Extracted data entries
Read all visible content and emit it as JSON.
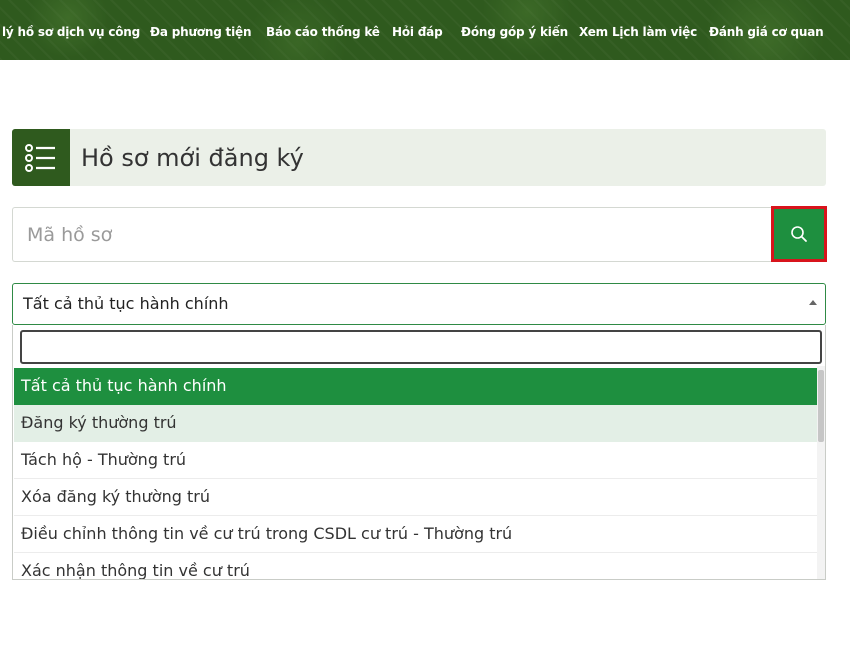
{
  "nav": {
    "items": [
      "lý hồ sơ dịch vụ công",
      "Đa phương tiện",
      "Báo cáo thống kê",
      "Hỏi đáp",
      "Đóng góp ý kiến",
      "Xem Lịch làm việc",
      "Đánh giá cơ quan"
    ]
  },
  "panel": {
    "title": "Hồ sơ mới đăng ký",
    "icon": "list-icon"
  },
  "search": {
    "placeholder": "Mã hồ sơ",
    "value": "",
    "button_icon": "search-icon"
  },
  "select": {
    "value": "Tất cả thủ tục hành chính",
    "search_value": "",
    "options": [
      "Tất cả thủ tục hành chính",
      "Đăng ký thường trú",
      "Tách hộ - Thường trú",
      "Xóa đăng ký thường trú",
      "Điều chỉnh thông tin về cư trú trong CSDL cư trú - Thường trú",
      "Xác nhận thông tin về cư trú"
    ],
    "selected_index": 0,
    "hover_index": 1
  },
  "colors": {
    "nav_bg": "#2f5a1e",
    "accent_green": "#1e8f3f",
    "highlight_border": "#d8141c",
    "header_bg": "#ebf0e8"
  }
}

## Work to complete
Omit every picture while copying the listing above exactly.

## Result of the task
Read all visible content and emit it as JSON.
{
  "nav": {
    "items": [
      "lý hồ sơ dịch vụ công",
      "Đa phương tiện",
      "Báo cáo thống kê",
      "Hỏi đáp",
      "Đóng góp ý kiến",
      "Xem Lịch làm việc",
      "Đánh giá cơ quan"
    ]
  },
  "panel": {
    "title": "Hồ sơ mới đăng ký",
    "icon": "list-icon"
  },
  "search": {
    "placeholder": "Mã hồ sơ",
    "value": "",
    "button_icon": "search-icon"
  },
  "select": {
    "value": "Tất cả thủ tục hành chính",
    "search_value": "",
    "options": [
      "Tất cả thủ tục hành chính",
      "Đăng ký thường trú",
      "Tách hộ - Thường trú",
      "Xóa đăng ký thường trú",
      "Điều chỉnh thông tin về cư trú trong CSDL cư trú - Thường trú",
      "Xác nhận thông tin về cư trú"
    ],
    "selected_index": 0,
    "hover_index": 1
  },
  "colors": {
    "nav_bg": "#2f5a1e",
    "accent_green": "#1e8f3f",
    "highlight_border": "#d8141c",
    "header_bg": "#ebf0e8"
  }
}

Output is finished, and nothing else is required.